**Set task**
Only lines holding the string "into" are wanted; copy each one from the material.

**Supplied records**
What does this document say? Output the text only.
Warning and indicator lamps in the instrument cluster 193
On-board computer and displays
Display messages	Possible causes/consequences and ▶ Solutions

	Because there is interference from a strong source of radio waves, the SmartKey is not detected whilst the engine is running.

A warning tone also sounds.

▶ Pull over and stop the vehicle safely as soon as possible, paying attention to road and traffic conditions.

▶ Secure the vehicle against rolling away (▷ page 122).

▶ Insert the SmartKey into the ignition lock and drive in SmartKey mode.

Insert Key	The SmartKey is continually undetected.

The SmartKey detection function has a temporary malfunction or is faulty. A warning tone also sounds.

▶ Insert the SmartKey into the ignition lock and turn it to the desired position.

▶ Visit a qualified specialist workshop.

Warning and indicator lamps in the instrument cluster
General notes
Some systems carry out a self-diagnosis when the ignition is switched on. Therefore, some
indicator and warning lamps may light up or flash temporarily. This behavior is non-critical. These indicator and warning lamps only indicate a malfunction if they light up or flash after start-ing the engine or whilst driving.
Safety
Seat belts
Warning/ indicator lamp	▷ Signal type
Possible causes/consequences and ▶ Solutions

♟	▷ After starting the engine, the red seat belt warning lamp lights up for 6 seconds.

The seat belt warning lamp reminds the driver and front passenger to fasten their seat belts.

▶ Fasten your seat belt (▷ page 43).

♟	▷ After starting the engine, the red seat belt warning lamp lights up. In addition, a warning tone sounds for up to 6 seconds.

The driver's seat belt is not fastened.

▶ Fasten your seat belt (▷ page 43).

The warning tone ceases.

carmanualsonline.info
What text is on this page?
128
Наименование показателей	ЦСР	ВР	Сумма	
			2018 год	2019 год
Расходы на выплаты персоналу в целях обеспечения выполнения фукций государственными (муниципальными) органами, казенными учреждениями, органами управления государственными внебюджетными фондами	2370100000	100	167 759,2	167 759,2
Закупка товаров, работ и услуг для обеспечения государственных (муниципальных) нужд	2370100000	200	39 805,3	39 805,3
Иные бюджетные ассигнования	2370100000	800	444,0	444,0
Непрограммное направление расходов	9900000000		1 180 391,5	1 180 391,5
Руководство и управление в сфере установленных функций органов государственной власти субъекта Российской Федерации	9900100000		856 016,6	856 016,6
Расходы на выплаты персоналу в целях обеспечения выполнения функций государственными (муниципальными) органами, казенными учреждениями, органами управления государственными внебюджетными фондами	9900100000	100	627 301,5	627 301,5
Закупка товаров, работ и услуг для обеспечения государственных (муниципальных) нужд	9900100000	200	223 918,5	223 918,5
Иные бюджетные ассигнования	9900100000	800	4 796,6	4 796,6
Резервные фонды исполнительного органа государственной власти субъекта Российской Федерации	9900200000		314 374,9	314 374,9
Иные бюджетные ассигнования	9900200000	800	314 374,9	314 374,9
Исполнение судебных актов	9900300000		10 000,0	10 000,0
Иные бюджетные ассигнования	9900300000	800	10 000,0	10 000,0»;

**The result**
▶ Insert the SmartKey into the ignition lock and drive in SmartKey mode.
▶ Insert the SmartKey into the ignition lock and turn it to the desired position.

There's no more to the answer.